--- START OF Data excerpts ---

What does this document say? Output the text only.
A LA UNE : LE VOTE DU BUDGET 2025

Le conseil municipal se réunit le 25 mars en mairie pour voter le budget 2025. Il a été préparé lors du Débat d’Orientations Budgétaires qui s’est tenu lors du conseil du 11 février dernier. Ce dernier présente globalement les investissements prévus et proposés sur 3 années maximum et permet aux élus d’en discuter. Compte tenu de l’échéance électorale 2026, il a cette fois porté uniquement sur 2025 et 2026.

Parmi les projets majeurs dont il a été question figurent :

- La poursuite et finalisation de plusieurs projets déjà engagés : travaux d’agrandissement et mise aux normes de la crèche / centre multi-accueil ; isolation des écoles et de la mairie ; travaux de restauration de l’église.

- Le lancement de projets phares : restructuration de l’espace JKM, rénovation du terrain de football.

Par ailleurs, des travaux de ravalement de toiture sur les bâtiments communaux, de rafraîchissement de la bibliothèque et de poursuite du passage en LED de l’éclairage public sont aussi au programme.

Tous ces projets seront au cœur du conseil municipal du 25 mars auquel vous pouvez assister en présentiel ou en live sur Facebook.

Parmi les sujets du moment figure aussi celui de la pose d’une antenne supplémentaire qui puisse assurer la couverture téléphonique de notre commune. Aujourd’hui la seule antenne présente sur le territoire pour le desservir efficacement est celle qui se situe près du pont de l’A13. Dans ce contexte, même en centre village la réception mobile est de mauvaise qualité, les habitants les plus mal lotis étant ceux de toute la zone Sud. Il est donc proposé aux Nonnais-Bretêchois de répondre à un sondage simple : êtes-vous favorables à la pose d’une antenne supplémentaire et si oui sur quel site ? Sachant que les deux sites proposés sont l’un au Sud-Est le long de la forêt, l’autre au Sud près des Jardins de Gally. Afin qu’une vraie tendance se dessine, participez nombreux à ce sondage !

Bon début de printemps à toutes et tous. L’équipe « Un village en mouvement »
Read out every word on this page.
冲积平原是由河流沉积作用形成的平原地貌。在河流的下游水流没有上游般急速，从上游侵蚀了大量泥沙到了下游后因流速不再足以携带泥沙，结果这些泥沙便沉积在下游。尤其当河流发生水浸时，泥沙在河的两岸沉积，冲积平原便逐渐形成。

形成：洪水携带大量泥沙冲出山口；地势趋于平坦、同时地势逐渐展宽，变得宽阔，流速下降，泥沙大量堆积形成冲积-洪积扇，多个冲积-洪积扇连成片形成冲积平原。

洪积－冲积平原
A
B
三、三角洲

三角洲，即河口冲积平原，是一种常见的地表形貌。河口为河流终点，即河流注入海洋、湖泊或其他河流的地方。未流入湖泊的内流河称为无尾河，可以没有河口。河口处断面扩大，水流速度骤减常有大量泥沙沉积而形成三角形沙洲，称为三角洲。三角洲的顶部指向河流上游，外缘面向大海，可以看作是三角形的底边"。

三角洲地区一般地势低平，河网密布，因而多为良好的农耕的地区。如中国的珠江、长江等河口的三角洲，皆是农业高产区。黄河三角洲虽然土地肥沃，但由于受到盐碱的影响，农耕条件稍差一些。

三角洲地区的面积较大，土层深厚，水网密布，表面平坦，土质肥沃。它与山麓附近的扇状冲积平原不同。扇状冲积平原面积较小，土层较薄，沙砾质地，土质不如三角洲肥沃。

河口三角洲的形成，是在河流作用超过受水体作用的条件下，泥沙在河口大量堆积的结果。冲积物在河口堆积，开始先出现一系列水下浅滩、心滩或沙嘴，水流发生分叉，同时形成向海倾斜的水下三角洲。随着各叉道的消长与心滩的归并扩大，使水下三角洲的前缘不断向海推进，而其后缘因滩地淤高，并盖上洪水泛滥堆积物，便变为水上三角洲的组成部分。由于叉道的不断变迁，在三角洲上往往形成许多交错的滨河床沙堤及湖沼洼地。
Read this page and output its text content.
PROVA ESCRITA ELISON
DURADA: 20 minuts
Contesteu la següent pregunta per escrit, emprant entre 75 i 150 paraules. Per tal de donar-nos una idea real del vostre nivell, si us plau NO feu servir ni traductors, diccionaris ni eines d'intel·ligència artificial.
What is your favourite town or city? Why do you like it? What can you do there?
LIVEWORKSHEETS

--- END OF Data excerpts ---

- [Exercise brief]:
Repeat, character for character, the lines from the one that holds "Read this page and output its text content." to the final line of the material, inclusive, and no other lines.

- [Output of the task]:
Read this page and output its text content.
PROVA ESCRITA ELISON
DURADA: 20 minuts
Contesteu la següent pregunta per escrit, emprant entre 75 i 150 paraules. Per tal de donar-nos una idea real del vostre nivell, si us plau NO feu servir ni traductors, diccionaris ni eines d'intel·ligència artificial.
What is your favourite town or city? Why do you like it? What can you do there?
LIVEWORKSHEETS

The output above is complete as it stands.